> _PROBLEM DESCRIPTION_
Report only how many lines hold the word "listened".

> _DATA FOR THIS TASK_

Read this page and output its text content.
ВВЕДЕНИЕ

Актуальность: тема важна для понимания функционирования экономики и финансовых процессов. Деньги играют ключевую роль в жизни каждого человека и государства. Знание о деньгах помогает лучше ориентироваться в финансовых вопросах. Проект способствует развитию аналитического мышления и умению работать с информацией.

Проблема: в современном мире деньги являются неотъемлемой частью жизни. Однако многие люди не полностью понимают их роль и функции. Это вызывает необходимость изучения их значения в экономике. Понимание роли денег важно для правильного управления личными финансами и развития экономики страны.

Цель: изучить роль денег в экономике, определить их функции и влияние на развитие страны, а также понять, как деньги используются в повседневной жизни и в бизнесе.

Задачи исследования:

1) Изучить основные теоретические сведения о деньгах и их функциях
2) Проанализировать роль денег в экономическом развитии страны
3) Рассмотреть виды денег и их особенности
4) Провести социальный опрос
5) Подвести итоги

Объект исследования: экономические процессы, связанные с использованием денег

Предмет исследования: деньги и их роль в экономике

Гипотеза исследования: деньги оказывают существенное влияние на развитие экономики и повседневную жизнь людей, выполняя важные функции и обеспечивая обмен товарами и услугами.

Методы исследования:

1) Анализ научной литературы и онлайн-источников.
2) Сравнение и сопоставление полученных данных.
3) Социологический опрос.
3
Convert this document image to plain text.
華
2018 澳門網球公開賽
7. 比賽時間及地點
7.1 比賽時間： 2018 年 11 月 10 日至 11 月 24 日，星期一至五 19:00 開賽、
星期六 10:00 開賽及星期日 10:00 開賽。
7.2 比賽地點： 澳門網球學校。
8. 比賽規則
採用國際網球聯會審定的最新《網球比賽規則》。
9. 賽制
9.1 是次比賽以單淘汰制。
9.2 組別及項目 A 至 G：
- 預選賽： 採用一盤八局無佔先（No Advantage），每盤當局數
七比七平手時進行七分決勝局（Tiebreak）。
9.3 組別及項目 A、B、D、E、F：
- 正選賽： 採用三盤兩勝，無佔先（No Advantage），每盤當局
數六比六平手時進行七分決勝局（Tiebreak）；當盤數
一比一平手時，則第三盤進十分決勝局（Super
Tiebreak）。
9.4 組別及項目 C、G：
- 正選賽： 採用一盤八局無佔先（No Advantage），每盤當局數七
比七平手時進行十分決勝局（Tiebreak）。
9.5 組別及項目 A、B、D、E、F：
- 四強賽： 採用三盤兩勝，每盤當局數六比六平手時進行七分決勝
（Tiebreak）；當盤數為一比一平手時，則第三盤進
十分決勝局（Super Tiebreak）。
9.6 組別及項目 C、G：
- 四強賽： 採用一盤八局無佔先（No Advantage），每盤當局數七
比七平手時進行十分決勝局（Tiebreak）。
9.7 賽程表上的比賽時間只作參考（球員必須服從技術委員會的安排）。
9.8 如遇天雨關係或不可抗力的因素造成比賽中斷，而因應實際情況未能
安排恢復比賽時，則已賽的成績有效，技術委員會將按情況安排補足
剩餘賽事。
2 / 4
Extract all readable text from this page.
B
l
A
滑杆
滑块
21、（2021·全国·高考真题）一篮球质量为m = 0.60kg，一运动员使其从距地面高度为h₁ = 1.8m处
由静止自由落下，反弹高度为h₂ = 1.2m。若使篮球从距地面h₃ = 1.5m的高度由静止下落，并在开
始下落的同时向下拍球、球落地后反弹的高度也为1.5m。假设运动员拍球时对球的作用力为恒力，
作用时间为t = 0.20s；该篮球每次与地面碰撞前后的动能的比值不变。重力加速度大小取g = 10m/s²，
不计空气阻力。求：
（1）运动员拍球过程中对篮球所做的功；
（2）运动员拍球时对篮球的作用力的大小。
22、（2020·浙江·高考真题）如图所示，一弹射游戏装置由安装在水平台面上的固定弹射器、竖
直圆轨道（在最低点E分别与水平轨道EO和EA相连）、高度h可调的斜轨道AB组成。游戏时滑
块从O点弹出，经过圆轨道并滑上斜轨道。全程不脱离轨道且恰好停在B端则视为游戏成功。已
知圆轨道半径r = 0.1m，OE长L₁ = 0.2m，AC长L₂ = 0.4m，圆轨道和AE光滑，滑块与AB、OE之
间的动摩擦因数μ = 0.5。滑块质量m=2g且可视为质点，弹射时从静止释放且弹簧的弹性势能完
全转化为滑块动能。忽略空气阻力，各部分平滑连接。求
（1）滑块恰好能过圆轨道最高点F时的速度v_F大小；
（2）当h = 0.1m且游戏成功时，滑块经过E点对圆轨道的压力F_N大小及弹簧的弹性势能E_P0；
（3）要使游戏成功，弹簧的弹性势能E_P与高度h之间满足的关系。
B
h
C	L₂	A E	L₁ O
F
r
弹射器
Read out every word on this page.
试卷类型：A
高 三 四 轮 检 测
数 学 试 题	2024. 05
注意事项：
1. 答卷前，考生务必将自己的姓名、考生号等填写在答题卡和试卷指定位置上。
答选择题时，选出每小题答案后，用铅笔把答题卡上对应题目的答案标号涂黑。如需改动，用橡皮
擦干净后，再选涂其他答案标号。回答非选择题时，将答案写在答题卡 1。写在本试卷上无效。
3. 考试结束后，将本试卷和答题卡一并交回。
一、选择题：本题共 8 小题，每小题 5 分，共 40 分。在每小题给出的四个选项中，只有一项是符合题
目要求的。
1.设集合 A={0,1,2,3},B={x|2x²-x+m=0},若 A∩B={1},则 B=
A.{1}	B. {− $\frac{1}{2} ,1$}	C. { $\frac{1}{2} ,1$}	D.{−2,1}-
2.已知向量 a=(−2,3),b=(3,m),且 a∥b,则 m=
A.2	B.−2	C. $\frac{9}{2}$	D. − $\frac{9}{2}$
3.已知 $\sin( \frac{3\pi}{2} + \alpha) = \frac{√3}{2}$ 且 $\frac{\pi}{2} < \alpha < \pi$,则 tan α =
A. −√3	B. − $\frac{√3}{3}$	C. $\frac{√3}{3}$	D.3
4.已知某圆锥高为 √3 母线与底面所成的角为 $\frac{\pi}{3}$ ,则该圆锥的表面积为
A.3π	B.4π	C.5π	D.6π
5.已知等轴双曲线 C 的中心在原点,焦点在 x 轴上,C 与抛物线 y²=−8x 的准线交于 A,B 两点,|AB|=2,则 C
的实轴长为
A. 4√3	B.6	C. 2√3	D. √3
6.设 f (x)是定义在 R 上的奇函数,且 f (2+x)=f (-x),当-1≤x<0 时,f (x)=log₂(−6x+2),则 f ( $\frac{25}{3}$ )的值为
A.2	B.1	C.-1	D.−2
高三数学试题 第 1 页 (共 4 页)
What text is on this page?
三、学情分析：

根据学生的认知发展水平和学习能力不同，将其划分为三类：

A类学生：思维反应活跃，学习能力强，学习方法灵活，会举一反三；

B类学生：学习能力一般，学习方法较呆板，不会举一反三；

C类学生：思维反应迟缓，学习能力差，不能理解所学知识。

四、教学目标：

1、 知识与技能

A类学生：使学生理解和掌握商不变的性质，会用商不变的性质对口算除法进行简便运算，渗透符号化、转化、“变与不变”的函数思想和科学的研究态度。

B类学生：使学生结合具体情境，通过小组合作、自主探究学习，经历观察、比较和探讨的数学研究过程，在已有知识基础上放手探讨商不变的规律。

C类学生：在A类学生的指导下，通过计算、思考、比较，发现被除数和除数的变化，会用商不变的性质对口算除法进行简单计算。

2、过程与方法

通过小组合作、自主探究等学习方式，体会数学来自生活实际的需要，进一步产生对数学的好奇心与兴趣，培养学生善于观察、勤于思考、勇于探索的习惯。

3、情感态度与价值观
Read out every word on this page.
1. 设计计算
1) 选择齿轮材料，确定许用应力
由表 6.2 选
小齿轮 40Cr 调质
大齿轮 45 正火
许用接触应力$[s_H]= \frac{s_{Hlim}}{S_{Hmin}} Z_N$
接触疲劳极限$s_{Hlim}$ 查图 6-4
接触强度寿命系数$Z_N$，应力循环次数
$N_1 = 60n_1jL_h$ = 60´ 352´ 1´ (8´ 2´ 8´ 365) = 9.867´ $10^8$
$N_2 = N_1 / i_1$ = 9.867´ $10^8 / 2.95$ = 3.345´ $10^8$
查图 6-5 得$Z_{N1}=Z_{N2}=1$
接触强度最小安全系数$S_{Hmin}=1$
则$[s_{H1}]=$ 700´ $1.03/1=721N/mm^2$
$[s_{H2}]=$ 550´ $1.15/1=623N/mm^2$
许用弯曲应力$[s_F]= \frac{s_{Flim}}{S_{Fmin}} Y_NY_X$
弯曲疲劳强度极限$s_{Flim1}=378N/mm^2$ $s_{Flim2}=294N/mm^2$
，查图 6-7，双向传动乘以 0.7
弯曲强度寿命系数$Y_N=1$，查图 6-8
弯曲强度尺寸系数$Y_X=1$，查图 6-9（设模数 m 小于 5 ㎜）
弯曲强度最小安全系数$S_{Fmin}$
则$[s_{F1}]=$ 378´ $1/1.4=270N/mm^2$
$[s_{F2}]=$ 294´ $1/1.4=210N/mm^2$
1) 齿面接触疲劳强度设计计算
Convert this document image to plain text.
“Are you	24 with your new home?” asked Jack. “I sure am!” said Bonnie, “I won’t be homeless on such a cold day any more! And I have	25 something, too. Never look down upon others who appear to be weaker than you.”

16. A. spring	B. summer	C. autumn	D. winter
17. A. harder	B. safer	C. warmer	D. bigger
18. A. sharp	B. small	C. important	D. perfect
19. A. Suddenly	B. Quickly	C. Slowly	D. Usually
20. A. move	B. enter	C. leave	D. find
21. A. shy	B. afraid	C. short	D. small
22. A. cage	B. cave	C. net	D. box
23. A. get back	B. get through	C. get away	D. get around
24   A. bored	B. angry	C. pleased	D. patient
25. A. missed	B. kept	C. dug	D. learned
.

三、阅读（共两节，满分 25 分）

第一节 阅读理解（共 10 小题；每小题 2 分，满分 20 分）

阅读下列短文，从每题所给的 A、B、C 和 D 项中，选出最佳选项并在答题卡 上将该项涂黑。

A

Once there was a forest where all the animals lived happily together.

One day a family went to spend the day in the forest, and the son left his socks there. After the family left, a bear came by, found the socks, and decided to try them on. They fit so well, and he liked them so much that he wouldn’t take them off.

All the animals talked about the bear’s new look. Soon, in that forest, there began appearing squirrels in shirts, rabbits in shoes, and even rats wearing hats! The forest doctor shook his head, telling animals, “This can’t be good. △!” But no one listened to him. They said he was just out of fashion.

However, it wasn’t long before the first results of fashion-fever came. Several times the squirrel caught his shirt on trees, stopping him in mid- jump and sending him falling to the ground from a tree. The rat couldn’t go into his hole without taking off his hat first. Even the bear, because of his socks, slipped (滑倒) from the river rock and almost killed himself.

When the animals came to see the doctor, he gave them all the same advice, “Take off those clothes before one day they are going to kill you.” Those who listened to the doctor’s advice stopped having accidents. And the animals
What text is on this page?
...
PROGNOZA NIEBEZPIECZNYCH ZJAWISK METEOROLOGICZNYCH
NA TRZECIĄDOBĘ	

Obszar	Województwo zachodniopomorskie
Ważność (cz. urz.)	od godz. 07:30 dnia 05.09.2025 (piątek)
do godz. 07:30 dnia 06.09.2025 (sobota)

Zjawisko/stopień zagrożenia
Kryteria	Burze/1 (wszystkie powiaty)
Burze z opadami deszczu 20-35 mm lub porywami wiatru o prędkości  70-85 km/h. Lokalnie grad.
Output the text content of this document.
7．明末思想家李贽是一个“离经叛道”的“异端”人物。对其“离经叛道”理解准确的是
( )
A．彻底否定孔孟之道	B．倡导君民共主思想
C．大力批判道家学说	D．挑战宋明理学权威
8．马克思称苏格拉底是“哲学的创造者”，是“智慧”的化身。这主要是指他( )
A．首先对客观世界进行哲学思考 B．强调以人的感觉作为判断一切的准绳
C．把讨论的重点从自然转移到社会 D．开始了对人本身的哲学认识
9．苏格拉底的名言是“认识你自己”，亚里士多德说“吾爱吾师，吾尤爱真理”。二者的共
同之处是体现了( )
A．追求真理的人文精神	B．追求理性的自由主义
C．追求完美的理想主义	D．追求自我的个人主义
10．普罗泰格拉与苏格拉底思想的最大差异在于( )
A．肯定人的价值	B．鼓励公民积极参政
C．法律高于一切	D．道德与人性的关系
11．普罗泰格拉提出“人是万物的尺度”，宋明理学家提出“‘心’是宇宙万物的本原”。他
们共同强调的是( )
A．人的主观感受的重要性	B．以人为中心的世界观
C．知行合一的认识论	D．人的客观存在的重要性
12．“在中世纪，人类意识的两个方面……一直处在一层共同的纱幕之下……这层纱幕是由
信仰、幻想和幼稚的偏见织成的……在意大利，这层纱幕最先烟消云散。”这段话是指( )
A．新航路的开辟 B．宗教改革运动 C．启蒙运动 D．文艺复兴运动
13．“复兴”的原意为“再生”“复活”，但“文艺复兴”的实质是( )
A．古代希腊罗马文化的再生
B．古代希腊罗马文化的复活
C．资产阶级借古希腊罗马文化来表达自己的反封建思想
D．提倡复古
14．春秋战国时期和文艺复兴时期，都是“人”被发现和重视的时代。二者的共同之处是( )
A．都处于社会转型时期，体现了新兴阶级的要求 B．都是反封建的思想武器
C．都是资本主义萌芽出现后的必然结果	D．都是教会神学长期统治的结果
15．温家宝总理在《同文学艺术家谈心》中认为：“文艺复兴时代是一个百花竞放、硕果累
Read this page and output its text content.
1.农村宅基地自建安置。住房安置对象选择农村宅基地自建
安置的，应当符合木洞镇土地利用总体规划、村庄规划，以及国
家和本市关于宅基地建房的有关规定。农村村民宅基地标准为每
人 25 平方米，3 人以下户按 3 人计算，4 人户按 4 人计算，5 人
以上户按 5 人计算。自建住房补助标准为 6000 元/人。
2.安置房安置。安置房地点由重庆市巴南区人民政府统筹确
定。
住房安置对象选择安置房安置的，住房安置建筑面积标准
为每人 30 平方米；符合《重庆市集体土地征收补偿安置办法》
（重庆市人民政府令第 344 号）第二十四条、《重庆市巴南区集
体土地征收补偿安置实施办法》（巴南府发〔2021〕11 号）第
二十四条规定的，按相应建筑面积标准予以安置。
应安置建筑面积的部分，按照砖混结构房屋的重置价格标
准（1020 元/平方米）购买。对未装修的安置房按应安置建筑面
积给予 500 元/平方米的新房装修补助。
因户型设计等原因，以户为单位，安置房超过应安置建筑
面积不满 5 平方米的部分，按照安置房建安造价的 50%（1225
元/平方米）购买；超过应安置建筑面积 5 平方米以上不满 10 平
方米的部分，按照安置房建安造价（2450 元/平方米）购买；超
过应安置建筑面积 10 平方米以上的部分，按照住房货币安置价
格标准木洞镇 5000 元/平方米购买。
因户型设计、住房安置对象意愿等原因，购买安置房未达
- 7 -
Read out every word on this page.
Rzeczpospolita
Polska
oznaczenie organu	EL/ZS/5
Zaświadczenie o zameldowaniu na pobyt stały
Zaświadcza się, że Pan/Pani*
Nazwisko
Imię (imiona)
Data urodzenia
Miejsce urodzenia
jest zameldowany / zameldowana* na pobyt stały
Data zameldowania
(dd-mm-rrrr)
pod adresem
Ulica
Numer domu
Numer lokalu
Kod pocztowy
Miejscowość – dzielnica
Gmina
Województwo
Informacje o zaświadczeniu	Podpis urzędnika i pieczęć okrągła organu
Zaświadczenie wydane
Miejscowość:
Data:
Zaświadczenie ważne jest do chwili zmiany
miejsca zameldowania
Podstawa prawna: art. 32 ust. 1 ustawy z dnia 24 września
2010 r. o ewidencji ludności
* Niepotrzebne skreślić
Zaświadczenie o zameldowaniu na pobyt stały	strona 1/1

> _THE COMPLETED TASK_
2